REQUIRED TASK
Tally the lines of the listing that contain the string "this". Give the number and nothing else.

Stored data entries:

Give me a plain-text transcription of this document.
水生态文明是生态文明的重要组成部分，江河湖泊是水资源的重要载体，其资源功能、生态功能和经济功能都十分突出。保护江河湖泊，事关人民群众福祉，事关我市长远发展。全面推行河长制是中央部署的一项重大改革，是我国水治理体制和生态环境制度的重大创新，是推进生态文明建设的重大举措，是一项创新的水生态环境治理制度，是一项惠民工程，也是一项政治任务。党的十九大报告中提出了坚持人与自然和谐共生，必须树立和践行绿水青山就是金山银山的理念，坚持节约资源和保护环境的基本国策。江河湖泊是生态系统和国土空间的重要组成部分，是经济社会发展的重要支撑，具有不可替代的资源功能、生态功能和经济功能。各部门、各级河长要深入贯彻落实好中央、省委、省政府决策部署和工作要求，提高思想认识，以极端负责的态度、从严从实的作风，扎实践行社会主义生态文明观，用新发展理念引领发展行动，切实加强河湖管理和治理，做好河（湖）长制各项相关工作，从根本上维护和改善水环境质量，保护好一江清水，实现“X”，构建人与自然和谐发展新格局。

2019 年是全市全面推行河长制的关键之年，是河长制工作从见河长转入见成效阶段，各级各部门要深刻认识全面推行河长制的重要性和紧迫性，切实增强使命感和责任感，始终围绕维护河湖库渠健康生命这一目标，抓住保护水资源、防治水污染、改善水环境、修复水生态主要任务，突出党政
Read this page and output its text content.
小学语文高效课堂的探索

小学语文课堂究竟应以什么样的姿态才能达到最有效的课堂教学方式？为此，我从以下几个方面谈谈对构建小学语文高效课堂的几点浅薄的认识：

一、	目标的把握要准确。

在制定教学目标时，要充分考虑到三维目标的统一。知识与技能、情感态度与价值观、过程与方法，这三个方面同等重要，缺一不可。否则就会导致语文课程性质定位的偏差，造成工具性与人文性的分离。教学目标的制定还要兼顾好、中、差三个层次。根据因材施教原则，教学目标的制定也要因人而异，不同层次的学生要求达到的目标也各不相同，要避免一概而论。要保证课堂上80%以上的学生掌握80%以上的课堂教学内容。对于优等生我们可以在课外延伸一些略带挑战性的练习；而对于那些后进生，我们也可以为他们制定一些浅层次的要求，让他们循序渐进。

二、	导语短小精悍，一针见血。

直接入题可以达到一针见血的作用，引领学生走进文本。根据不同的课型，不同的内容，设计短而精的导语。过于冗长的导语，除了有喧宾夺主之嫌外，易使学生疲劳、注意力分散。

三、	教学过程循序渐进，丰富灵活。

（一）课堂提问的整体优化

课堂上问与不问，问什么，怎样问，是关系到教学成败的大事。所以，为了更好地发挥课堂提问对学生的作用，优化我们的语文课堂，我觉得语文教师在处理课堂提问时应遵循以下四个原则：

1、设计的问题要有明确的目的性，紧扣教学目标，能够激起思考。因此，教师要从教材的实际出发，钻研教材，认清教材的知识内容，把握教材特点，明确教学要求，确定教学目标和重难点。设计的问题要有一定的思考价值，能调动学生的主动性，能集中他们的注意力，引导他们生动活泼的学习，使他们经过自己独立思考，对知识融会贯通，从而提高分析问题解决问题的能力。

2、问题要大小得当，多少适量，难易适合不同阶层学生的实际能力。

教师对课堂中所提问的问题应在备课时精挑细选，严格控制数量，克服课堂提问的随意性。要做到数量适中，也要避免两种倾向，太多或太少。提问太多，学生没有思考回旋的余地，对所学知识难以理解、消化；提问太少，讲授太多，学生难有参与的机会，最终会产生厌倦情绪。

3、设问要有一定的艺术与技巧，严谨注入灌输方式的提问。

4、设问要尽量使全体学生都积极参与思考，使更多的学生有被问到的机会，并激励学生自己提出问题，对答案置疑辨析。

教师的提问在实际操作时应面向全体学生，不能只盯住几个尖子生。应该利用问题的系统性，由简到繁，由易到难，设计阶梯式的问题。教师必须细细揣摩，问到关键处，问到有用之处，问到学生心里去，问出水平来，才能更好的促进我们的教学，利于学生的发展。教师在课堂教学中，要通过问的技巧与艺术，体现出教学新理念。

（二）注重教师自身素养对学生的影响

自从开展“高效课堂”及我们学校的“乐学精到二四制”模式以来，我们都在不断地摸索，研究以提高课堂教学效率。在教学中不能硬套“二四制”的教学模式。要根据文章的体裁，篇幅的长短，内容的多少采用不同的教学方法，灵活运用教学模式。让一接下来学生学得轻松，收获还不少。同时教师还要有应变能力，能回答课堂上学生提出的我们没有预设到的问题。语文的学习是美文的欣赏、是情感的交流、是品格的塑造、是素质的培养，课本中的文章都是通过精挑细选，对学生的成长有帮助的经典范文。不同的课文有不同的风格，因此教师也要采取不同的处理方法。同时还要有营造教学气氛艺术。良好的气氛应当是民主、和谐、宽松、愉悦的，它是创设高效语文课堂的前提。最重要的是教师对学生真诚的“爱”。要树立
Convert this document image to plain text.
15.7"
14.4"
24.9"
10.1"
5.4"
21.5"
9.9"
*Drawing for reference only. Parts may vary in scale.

...

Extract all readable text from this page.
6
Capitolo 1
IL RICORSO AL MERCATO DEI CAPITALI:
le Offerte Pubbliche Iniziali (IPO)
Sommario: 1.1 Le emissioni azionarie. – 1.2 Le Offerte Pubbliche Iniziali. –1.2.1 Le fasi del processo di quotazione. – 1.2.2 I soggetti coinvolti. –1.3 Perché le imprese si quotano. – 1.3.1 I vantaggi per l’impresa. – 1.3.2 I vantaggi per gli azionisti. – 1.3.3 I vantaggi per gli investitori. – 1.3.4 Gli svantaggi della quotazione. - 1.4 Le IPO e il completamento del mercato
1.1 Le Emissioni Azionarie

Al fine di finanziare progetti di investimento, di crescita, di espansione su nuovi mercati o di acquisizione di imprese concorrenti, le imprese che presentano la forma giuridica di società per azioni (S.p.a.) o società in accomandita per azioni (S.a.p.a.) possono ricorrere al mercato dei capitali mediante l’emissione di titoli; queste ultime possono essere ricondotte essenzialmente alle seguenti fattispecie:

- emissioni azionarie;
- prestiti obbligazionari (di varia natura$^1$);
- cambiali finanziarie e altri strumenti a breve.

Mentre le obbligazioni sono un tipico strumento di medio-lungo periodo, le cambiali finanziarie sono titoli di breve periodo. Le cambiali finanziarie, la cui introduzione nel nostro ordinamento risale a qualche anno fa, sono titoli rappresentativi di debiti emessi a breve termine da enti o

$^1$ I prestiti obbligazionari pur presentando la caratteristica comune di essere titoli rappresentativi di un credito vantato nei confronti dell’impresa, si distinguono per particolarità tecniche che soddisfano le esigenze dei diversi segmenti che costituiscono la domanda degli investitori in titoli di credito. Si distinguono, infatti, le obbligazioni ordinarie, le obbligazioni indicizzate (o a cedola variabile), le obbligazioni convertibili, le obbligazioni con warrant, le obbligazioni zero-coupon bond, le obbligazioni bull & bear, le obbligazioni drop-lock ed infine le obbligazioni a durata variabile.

FULL SOLUTION
4